- **Short task**
What lines of the data include the string "pattern"? Copy them all.

(Data entries)
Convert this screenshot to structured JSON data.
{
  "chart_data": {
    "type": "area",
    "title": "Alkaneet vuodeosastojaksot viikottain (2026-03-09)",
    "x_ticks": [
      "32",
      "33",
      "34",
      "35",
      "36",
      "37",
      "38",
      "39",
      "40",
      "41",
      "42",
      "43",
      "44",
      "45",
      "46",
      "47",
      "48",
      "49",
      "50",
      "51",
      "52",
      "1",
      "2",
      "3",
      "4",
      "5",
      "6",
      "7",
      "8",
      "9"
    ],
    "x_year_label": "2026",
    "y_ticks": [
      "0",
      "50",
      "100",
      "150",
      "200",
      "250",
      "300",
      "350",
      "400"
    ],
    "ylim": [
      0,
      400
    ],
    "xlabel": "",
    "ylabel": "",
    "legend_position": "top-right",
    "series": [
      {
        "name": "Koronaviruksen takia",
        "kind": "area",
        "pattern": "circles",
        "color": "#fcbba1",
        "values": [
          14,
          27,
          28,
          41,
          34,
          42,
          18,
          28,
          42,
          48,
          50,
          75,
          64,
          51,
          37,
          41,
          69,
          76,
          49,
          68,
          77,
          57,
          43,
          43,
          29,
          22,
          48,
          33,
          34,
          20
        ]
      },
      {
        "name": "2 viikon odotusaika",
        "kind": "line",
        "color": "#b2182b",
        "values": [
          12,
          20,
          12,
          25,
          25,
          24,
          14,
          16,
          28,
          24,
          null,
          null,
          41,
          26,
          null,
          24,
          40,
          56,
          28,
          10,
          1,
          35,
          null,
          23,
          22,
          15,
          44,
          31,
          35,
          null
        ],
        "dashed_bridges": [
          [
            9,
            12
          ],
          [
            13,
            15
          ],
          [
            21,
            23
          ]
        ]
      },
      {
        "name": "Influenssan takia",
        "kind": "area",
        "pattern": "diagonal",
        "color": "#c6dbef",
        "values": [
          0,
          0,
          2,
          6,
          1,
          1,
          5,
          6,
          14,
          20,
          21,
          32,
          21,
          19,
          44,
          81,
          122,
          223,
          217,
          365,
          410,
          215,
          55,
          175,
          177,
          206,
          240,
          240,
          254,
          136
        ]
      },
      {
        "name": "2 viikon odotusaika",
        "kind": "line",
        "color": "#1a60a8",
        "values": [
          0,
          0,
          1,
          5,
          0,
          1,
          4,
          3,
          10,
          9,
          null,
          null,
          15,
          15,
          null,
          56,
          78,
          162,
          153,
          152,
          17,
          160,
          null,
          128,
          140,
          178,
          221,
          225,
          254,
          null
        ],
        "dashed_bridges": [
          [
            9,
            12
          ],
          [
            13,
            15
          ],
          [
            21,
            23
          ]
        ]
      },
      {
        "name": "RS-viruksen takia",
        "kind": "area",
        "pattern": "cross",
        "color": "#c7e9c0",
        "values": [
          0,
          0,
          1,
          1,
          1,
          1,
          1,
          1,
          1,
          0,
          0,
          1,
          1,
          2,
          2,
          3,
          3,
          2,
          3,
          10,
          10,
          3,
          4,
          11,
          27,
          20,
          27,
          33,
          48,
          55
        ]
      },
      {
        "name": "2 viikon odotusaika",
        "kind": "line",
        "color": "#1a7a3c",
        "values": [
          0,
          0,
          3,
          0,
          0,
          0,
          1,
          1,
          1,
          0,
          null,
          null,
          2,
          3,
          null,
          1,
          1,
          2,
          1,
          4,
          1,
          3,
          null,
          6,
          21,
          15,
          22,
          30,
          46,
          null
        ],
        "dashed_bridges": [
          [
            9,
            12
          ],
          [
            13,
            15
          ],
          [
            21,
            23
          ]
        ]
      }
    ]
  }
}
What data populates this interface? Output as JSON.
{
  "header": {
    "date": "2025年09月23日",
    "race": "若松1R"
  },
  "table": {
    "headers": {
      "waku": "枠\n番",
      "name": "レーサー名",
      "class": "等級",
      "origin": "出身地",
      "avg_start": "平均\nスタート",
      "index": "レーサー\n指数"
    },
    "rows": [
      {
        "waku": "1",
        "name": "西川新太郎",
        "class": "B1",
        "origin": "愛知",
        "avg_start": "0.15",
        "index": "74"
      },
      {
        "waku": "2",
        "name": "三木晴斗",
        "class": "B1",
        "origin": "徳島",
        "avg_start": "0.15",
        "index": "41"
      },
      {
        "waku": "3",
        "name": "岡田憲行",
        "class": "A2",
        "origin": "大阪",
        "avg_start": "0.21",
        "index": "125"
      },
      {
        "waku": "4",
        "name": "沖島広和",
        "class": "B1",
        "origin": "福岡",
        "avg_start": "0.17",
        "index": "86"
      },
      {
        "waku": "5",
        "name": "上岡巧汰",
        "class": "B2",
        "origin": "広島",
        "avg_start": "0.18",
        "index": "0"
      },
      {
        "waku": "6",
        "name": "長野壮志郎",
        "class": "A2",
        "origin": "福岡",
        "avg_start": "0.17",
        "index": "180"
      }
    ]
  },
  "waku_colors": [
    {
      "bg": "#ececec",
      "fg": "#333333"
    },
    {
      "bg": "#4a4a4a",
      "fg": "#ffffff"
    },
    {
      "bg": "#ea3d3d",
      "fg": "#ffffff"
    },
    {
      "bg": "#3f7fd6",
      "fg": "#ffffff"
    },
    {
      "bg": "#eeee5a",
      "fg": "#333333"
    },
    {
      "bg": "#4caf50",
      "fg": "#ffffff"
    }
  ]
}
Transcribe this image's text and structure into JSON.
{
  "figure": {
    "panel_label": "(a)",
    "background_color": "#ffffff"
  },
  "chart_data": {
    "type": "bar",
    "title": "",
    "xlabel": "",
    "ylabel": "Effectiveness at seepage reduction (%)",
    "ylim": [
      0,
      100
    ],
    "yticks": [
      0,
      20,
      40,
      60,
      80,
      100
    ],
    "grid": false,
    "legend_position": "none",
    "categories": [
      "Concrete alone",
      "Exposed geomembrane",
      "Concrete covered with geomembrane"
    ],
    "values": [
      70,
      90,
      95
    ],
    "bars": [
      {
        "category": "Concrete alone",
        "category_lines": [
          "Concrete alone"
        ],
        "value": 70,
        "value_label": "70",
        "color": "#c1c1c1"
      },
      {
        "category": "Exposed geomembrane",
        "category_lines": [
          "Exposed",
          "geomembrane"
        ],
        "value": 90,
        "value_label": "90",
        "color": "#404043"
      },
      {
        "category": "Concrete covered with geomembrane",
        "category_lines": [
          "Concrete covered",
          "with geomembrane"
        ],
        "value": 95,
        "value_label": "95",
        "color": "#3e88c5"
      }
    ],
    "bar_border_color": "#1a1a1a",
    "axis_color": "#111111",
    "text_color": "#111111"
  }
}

- **Reply**
        "pattern": "circles",
        "pattern": "diagonal",
        "pattern": "cross",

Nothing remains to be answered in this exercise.